— begin —

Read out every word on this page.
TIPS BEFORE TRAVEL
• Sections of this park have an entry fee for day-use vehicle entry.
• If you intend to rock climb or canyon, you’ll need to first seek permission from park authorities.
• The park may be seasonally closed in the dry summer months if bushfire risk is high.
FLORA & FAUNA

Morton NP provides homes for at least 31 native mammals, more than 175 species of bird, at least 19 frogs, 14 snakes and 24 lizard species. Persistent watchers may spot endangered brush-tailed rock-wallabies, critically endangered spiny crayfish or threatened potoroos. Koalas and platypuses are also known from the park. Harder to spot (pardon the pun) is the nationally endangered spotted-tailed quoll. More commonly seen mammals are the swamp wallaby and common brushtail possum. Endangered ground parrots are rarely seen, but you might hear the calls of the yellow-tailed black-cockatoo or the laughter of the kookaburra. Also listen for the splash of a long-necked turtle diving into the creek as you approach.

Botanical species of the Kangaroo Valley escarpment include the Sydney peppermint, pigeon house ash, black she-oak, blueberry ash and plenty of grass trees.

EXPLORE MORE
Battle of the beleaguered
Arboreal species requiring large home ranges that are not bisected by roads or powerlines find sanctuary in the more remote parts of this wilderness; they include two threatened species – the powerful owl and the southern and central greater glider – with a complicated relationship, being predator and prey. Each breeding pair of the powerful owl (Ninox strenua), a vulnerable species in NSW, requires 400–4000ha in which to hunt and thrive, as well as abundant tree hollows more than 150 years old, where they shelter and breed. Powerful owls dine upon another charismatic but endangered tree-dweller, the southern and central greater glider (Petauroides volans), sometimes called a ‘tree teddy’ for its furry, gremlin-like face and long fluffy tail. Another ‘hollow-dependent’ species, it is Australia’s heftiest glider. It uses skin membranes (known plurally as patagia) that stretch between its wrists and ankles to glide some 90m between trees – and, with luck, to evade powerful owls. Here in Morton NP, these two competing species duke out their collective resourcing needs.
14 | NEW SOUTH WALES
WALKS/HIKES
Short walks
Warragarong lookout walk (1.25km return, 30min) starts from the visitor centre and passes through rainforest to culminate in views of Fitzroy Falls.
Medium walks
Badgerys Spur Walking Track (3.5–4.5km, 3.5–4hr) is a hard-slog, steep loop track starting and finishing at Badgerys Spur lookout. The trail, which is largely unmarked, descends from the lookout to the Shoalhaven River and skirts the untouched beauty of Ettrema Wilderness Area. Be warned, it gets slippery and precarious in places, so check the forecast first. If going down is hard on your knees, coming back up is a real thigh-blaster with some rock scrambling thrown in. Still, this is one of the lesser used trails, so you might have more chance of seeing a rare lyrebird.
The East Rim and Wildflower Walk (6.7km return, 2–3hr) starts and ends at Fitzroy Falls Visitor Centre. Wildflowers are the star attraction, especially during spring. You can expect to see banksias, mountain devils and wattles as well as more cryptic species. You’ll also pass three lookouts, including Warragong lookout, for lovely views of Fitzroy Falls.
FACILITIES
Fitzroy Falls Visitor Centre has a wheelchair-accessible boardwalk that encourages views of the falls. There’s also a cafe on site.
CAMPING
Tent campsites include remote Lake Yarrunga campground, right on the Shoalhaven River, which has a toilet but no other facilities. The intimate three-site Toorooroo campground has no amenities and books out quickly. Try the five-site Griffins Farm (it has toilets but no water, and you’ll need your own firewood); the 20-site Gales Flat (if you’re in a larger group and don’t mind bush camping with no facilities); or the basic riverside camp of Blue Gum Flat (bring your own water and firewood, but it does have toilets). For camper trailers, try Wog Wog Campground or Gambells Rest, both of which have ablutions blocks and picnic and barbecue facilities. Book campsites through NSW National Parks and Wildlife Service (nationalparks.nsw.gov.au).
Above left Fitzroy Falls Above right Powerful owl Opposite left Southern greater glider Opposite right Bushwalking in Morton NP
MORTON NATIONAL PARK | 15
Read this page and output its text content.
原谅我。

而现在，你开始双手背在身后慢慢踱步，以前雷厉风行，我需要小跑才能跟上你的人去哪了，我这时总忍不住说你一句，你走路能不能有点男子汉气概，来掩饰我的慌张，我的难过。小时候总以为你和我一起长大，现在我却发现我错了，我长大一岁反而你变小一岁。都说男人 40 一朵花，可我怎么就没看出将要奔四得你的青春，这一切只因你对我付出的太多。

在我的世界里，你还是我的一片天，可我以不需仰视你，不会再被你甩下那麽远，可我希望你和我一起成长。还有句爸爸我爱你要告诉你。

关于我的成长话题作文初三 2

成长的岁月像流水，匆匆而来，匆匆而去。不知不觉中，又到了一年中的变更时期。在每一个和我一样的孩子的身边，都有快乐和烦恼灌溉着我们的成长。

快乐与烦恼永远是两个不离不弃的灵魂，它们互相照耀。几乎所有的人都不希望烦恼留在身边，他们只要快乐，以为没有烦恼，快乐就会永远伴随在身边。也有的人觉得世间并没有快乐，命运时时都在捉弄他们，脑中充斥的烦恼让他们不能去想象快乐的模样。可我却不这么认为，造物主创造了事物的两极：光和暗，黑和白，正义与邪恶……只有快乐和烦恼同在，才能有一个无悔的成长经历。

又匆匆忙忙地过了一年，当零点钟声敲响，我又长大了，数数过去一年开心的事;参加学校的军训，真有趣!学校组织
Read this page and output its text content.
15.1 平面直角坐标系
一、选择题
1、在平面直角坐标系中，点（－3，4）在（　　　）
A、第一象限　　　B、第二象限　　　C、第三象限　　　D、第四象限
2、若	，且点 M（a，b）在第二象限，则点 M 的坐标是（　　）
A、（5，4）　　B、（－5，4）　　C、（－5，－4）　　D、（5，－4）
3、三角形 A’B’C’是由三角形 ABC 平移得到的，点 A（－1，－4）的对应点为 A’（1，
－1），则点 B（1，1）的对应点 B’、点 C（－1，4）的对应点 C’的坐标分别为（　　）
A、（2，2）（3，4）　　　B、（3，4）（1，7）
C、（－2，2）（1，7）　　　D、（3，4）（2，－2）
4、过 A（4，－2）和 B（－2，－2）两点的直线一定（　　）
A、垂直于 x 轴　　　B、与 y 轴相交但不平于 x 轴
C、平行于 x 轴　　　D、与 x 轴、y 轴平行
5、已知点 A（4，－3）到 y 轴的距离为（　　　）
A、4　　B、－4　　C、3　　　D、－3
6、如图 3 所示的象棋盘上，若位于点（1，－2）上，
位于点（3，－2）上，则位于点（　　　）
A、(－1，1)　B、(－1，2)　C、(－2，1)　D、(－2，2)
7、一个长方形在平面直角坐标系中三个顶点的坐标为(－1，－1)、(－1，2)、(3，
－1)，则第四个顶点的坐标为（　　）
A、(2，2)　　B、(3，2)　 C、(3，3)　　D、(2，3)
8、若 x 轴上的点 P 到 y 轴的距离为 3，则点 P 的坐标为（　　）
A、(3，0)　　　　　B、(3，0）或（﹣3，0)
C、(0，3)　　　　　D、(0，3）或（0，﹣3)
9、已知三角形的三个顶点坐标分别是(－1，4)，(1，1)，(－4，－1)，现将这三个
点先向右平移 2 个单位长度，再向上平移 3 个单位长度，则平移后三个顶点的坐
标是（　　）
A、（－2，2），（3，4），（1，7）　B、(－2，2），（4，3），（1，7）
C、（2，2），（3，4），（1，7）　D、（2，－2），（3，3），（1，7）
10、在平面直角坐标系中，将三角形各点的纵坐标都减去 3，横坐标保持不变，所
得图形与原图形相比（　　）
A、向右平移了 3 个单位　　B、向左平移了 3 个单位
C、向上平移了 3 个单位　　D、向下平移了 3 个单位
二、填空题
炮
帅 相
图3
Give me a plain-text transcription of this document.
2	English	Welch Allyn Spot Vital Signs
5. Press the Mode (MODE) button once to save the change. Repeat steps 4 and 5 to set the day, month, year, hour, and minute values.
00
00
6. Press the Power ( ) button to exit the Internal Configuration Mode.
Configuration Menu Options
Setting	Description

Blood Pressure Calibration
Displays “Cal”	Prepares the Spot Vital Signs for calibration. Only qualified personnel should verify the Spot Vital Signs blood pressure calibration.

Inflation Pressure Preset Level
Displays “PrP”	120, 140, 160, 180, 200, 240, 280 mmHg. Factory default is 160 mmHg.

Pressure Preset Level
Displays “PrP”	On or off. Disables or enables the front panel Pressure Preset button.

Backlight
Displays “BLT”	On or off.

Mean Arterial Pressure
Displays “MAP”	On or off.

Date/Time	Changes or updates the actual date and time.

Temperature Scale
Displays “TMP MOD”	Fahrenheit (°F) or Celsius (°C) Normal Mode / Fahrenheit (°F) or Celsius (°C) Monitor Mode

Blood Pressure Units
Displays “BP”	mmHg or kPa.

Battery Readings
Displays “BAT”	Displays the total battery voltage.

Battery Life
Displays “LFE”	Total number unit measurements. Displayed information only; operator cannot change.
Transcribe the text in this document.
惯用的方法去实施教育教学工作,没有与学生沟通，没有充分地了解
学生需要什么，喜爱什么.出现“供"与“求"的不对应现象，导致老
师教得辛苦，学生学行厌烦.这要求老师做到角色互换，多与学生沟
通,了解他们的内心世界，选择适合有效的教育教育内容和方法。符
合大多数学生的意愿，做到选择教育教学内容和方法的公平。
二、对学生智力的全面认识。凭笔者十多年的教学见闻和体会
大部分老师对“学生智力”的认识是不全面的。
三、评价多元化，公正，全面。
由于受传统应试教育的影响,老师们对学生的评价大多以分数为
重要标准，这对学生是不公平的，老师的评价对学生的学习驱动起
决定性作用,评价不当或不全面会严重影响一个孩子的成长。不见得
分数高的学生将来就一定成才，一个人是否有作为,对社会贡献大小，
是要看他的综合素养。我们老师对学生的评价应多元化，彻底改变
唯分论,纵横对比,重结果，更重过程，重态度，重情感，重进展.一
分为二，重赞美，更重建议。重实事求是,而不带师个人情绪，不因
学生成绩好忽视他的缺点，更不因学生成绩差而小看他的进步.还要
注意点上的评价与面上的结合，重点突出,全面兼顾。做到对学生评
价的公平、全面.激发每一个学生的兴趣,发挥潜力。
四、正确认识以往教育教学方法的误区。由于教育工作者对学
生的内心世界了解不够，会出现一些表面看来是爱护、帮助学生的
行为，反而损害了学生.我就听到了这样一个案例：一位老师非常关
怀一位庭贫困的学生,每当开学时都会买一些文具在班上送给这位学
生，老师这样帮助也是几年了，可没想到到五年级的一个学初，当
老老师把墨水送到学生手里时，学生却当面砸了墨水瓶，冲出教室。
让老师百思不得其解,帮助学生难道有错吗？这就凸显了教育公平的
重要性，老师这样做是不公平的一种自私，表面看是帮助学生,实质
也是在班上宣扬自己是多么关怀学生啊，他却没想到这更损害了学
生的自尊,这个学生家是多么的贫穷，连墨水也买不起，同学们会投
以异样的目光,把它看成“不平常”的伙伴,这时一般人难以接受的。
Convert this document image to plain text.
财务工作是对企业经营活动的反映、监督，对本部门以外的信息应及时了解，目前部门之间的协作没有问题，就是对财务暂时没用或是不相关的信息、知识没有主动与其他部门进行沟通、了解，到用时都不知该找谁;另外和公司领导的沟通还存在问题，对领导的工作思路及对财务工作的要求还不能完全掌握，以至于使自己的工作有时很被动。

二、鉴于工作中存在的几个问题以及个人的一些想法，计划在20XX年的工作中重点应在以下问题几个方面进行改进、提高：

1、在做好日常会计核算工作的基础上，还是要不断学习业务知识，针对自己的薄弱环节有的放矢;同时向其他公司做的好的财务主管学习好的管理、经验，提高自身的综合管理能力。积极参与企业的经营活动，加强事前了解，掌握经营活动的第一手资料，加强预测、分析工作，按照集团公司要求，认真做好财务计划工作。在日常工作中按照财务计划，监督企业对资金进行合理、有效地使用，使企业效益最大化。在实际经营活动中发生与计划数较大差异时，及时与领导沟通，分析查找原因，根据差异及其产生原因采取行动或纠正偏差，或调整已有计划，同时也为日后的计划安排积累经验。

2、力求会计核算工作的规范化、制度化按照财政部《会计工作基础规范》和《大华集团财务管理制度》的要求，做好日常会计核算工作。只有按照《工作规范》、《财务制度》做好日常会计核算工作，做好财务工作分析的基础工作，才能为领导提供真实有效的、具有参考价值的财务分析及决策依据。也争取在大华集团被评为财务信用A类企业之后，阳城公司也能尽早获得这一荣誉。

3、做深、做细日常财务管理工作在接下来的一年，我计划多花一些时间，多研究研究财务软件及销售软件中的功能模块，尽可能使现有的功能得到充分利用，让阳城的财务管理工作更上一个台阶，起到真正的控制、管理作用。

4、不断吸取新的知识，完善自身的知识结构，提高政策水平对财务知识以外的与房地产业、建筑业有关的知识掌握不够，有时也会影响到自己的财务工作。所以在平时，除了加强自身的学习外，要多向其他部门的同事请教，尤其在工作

— end —

**TASK GOAL:** Identify each line holding the string "text", and copy it out.

**THE OUTPUT:**
Read this page and output its text content.
Read this page and output its text content.
Give me a plain-text transcription of this document.
Transcribe the text in this document.
Convert this document image to plain text.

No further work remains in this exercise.